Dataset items
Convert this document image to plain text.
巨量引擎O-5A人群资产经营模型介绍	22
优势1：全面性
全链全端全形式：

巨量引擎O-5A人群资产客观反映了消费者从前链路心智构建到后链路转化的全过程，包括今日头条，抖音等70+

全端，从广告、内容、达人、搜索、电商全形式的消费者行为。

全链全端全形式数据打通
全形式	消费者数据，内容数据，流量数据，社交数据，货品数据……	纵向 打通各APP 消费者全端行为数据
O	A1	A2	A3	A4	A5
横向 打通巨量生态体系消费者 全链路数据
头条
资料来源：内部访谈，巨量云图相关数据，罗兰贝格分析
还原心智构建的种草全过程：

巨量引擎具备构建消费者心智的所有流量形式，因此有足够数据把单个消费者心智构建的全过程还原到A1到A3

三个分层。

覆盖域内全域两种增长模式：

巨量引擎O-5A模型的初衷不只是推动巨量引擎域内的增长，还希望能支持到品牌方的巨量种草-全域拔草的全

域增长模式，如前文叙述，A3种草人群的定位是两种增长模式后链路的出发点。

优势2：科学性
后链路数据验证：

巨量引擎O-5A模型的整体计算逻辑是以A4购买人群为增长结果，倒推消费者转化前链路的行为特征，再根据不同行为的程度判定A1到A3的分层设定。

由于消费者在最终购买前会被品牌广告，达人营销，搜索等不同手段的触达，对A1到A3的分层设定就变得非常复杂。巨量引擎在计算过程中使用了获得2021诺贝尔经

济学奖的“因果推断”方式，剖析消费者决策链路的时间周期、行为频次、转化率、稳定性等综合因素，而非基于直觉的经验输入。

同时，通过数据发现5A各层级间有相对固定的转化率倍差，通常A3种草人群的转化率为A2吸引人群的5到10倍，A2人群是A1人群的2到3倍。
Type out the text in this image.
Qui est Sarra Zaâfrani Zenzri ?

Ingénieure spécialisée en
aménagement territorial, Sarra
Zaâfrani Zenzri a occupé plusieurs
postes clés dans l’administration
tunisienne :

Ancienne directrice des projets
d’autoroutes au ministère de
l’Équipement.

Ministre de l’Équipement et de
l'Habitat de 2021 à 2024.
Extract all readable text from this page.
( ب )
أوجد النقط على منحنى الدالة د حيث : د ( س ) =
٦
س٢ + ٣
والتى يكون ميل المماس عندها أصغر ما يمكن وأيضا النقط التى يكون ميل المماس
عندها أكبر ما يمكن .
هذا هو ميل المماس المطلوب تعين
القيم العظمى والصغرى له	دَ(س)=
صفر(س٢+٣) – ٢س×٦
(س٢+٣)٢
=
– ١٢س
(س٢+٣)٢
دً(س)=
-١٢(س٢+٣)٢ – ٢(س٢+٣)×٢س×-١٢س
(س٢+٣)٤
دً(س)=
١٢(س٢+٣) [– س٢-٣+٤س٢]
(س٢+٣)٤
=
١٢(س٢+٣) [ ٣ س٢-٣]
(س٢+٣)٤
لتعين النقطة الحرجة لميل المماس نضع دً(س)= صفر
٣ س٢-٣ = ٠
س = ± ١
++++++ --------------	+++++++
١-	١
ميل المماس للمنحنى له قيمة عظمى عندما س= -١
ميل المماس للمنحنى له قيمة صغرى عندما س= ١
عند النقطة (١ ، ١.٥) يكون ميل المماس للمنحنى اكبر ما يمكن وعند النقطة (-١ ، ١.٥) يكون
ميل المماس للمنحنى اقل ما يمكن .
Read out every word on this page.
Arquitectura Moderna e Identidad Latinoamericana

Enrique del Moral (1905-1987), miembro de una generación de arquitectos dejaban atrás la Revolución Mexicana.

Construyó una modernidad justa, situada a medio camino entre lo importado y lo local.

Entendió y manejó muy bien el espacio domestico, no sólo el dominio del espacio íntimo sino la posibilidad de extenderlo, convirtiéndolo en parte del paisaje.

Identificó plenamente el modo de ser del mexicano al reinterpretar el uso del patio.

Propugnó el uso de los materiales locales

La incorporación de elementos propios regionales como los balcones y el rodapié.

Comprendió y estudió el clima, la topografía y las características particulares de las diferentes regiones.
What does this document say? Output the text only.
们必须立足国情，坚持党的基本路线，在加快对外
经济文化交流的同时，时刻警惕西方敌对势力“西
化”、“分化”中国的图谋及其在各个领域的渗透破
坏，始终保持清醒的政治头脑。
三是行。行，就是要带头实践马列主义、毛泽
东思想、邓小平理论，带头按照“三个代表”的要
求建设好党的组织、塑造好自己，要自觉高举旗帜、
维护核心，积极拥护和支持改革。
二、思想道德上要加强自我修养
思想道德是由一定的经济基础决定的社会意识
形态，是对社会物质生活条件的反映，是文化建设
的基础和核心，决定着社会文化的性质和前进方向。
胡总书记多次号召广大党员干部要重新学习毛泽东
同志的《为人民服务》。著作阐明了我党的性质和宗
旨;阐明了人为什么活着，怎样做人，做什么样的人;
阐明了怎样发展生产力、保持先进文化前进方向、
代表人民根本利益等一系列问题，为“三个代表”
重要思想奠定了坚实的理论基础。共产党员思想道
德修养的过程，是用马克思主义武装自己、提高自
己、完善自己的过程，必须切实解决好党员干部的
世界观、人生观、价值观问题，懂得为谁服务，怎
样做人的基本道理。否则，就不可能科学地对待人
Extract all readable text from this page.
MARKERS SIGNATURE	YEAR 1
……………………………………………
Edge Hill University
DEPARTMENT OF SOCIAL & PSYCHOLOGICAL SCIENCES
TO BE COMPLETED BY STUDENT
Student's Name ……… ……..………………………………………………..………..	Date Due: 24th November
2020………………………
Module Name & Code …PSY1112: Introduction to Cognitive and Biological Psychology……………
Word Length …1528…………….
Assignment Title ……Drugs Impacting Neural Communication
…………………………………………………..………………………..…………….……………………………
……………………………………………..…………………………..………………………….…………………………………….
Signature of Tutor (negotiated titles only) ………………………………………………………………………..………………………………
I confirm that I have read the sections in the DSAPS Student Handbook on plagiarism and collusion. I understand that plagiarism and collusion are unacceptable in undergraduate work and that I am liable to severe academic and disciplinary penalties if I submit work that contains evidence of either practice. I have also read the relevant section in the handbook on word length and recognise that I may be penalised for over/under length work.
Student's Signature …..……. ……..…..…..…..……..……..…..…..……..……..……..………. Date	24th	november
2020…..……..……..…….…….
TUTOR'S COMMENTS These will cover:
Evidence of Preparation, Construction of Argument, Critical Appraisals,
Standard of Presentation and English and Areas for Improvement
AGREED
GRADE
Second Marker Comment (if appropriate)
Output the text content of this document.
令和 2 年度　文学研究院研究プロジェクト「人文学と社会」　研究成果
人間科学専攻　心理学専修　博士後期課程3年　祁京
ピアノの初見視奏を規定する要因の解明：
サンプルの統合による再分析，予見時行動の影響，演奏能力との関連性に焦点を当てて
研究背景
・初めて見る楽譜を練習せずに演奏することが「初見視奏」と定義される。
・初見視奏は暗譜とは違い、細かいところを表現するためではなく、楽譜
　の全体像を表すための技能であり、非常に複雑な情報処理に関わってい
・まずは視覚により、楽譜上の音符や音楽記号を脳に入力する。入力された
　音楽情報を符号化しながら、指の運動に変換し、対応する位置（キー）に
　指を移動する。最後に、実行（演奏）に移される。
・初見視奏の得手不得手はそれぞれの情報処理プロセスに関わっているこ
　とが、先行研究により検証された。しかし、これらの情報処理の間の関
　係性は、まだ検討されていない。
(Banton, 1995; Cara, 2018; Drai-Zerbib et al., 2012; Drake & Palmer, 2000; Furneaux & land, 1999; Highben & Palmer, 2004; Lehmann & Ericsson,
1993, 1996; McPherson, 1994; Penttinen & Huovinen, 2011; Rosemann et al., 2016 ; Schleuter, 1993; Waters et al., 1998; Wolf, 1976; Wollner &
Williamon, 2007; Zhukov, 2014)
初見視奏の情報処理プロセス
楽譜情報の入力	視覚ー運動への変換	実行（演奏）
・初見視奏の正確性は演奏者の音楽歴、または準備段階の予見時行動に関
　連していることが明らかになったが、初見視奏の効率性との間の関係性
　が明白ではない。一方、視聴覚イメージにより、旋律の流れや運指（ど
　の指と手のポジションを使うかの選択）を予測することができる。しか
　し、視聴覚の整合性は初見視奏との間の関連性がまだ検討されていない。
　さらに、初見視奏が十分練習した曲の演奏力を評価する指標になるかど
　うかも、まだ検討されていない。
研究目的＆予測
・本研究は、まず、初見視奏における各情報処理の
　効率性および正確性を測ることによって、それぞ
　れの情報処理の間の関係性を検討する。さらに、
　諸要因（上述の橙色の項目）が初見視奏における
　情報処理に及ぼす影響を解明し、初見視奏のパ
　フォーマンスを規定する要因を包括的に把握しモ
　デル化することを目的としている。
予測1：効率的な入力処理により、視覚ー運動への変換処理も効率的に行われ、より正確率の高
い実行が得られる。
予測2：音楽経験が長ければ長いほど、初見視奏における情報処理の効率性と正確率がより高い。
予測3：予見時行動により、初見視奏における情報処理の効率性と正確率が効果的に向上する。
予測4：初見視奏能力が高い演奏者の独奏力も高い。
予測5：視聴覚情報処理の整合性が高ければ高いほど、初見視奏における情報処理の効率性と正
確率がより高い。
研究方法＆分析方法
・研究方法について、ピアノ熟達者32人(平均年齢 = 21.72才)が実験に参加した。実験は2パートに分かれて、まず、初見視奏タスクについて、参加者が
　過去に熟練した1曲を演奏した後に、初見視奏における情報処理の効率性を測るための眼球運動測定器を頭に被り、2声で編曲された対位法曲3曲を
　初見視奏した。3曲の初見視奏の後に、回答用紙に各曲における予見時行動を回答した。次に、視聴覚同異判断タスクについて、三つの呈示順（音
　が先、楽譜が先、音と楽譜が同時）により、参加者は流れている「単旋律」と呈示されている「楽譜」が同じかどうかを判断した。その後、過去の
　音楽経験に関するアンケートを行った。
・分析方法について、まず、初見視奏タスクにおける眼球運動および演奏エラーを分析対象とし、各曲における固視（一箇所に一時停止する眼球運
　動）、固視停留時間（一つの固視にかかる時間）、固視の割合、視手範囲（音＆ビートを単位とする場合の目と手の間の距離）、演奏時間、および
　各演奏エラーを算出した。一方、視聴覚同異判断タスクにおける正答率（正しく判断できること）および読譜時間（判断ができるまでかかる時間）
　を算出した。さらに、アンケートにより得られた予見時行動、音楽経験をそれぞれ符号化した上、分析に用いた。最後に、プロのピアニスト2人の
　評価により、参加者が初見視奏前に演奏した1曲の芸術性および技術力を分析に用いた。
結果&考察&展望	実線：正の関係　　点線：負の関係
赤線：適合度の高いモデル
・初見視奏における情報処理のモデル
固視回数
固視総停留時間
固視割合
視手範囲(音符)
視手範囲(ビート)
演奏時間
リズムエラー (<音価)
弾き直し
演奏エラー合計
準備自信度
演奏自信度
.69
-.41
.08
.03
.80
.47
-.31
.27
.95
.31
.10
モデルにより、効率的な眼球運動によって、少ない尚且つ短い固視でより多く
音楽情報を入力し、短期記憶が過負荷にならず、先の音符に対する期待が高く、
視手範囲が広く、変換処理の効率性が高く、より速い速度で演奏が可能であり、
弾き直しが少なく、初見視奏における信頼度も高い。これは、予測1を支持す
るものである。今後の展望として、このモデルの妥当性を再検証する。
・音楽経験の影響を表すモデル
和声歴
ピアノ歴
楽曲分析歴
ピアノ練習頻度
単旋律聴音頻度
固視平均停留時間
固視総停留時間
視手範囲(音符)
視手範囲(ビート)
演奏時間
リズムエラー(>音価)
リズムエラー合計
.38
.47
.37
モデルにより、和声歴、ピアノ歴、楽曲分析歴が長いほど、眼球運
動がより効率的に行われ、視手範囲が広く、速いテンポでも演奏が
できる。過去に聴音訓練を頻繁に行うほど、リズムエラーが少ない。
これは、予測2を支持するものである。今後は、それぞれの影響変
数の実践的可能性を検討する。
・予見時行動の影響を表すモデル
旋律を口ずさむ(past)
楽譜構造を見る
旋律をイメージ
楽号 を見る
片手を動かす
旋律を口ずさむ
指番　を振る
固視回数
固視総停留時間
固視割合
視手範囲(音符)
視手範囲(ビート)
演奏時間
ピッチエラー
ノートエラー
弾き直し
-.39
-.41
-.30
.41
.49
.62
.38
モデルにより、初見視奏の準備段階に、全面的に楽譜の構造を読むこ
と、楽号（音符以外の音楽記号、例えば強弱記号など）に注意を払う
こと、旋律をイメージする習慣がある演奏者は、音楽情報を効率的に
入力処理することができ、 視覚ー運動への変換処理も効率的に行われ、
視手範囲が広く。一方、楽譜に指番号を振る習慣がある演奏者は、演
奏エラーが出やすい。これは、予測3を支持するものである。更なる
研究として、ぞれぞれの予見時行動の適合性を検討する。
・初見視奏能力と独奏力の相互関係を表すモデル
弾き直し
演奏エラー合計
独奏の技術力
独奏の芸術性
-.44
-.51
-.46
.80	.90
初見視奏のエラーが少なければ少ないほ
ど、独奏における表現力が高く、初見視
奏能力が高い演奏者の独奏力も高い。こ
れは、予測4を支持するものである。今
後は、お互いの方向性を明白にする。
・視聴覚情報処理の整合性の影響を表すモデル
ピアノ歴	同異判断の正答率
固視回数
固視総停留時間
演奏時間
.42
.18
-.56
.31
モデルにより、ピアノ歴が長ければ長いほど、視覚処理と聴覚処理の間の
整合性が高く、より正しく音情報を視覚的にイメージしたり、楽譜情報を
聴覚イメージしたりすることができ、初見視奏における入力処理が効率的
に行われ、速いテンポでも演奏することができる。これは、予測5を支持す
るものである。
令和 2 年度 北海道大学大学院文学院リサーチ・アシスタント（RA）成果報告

Task prompt:
How many of the lines above contain the string "text"? Give the number only.

The reply:
6